Identify all lines of the data containing the string "bookstore" and copy them.

= SOURCE RECORDS =
┄┄┄┄┄┄┄┄┄┄┄┄┄┄┄┄┄┄┄┄
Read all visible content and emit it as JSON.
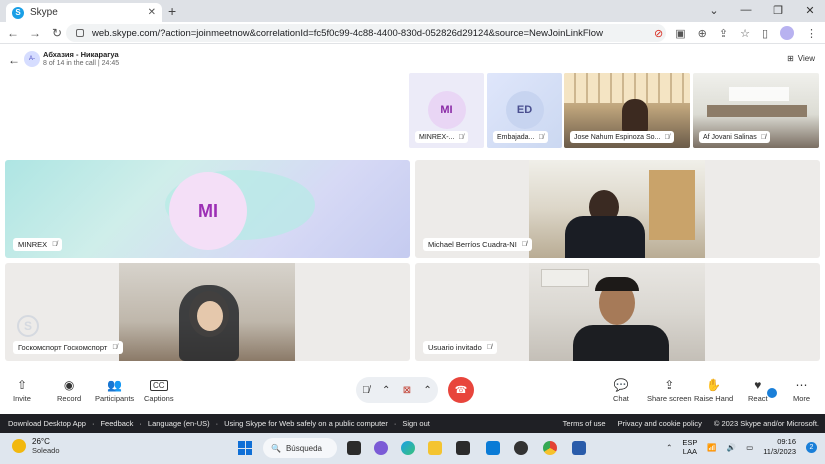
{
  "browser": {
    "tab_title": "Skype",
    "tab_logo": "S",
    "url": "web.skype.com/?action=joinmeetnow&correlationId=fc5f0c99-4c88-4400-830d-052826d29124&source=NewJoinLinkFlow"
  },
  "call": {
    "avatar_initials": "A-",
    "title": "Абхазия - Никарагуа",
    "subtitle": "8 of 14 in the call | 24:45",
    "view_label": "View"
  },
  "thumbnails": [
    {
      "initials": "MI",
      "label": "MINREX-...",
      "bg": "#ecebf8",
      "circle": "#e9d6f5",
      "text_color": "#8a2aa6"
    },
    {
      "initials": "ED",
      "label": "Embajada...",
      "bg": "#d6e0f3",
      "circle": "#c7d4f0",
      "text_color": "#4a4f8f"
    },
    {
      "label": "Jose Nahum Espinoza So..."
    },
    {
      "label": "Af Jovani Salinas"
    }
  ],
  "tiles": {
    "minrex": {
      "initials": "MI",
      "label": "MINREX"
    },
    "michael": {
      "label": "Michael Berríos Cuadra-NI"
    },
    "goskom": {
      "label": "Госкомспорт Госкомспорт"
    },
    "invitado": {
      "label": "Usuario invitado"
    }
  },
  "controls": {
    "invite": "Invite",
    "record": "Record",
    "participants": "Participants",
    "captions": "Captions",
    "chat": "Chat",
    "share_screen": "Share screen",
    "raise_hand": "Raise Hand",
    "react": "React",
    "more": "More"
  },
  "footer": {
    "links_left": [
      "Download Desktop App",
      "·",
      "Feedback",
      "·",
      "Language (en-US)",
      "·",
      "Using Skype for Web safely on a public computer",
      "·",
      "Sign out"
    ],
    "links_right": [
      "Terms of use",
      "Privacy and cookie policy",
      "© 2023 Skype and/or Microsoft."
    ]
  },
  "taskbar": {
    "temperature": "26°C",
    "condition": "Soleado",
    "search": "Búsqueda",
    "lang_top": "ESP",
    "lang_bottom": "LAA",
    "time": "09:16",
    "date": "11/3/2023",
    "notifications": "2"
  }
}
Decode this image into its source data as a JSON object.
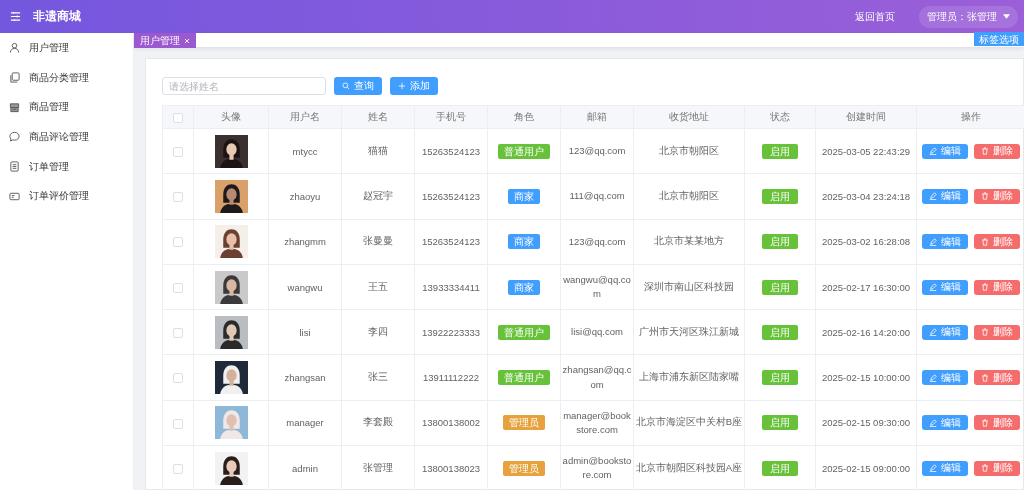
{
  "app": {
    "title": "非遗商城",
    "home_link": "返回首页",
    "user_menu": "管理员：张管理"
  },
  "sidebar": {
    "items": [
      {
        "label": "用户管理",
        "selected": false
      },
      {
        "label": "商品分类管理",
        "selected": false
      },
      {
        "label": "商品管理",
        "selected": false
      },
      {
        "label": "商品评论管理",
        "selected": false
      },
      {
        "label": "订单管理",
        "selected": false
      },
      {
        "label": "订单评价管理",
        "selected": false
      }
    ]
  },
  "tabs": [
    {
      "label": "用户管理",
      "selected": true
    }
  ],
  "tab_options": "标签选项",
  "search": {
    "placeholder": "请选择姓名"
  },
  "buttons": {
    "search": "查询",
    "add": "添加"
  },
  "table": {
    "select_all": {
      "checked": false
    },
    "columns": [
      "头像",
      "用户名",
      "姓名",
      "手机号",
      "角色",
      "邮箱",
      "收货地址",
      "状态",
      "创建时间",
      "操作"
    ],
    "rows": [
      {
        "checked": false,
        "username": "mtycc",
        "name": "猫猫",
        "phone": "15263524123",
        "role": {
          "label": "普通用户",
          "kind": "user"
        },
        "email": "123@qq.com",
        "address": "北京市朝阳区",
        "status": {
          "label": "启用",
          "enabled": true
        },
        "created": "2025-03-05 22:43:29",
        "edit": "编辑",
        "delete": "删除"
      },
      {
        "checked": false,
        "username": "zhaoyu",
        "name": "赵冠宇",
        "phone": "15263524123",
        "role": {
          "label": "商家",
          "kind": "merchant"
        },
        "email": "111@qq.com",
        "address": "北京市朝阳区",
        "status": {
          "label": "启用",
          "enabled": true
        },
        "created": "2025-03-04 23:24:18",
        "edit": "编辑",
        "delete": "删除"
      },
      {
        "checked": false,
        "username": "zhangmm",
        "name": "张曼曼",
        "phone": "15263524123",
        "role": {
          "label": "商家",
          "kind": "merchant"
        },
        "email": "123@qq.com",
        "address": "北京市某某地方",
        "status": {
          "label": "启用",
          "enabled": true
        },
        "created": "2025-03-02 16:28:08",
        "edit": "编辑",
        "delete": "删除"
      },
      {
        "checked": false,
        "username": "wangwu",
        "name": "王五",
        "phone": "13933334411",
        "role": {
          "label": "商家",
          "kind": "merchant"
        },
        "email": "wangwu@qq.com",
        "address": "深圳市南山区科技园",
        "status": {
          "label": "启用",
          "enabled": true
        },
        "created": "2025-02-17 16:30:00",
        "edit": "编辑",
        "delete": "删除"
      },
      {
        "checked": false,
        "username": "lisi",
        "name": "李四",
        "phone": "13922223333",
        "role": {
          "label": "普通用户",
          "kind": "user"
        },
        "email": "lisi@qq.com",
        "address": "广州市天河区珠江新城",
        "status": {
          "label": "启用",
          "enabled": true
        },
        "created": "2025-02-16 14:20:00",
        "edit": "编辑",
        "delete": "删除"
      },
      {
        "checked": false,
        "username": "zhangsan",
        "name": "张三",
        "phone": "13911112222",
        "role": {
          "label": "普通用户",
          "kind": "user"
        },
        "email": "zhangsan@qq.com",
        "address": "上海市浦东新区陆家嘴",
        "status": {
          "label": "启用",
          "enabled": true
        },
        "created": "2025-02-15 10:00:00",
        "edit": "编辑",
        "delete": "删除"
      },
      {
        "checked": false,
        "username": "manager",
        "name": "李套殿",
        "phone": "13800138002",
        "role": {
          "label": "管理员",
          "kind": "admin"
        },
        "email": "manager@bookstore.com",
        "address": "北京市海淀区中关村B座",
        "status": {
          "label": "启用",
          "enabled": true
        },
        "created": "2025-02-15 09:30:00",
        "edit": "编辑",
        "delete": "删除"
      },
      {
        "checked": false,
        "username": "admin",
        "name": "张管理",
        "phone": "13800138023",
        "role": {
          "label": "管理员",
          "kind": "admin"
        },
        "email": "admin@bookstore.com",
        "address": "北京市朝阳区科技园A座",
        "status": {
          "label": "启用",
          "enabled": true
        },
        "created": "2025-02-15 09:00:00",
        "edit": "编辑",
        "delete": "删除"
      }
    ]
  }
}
┄┄┄┄┄┄┄┄┄┄┄┄┄┄┄┄┄┄┄┄
= RESULT OF THIS EXERCISE =
        "email": "manager@bookstore.com",
        "email": "admin@bookstore.com",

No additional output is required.